Exercise details: Take the material below and write it all out again exactly.

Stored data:
============

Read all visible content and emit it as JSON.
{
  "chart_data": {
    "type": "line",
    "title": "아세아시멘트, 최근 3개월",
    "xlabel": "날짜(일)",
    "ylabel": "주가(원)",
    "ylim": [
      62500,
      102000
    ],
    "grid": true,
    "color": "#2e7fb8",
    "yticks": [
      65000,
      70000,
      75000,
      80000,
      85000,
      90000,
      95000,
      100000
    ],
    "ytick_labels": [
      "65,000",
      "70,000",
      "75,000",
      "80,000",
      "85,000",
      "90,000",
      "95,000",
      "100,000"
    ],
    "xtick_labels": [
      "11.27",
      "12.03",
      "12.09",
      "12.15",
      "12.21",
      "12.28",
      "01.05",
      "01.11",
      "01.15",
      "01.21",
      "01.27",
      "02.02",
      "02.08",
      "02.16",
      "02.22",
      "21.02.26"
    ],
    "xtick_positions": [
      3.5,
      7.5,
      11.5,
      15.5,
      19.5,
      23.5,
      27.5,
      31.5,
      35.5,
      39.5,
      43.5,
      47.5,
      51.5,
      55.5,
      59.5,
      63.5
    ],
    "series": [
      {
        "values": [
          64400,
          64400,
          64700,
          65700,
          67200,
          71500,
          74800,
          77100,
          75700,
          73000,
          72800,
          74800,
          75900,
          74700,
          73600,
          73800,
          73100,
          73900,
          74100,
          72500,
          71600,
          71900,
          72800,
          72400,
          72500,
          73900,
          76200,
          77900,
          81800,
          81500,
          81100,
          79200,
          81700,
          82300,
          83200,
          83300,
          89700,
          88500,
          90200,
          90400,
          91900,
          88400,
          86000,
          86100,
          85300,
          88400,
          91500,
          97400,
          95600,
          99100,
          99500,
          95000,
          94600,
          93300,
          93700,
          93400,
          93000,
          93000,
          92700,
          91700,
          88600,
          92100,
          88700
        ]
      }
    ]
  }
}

============

Exercise result:
Read all visible content and emit it as JSON.
{
  "chart_data": {
    "type": "line",
    "title": "아세아시멘트, 최근 3개월",
    "xlabel": "날짜(일)",
    "ylabel": "주가(원)",
    "ylim": [
      62500,
      102000
    ],
    "grid": true,
    "color": "#2e7fb8",
    "yticks": [
      65000,
      70000,
      75000,
      80000,
      85000,
      90000,
      95000,
      100000
    ],
    "ytick_labels": [
      "65,000",
      "70,000",
      "75,000",
      "80,000",
      "85,000",
      "90,000",
      "95,000",
      "100,000"
    ],
    "xtick_labels": [
      "11.27",
      "12.03",
      "12.09",
      "12.15",
      "12.21",
      "12.28",
      "01.05",
      "01.11",
      "01.15",
      "01.21",
      "01.27",
      "02.02",
      "02.08",
      "02.16",
      "02.22",
      "21.02.26"
    ],
    "xtick_positions": [
      3.5,
      7.5,
      11.5,
      15.5,
      19.5,
      23.5,
      27.5,
      31.5,
      35.5,
      39.5,
      43.5,
      47.5,
      51.5,
      55.5,
      59.5,
      63.5
    ],
    "series": [
      {
        "values": [
          64400,
          64400,
          64700,
          65700,
          67200,
          71500,
          74800,
          77100,
          75700,
          73000,
          72800,
          74800,
          75900,
          74700,
          73600,
          73800,
          73100,
          73900,
          74100,
          72500,
          71600,
          71900,
          72800,
          72400,
          72500,
          73900,
          76200,
          77900,
          81800,
          81500,
          81100,
          79200,
          81700,
          82300,
          83200,
          83300,
          89700,
          88500,
          90200,
          90400,
          91900,
          88400,
          86000,
          86100,
          85300,
          88400,
          91500,
          97400,
          95600,
          99100,
          99500,
          95000,
          94600,
          93300,
          93700,
          93400,
          93000,
          93000,
          92700,
          91700,
          88600,
          92100,
          88700
        ]
      }
    ]
  }
}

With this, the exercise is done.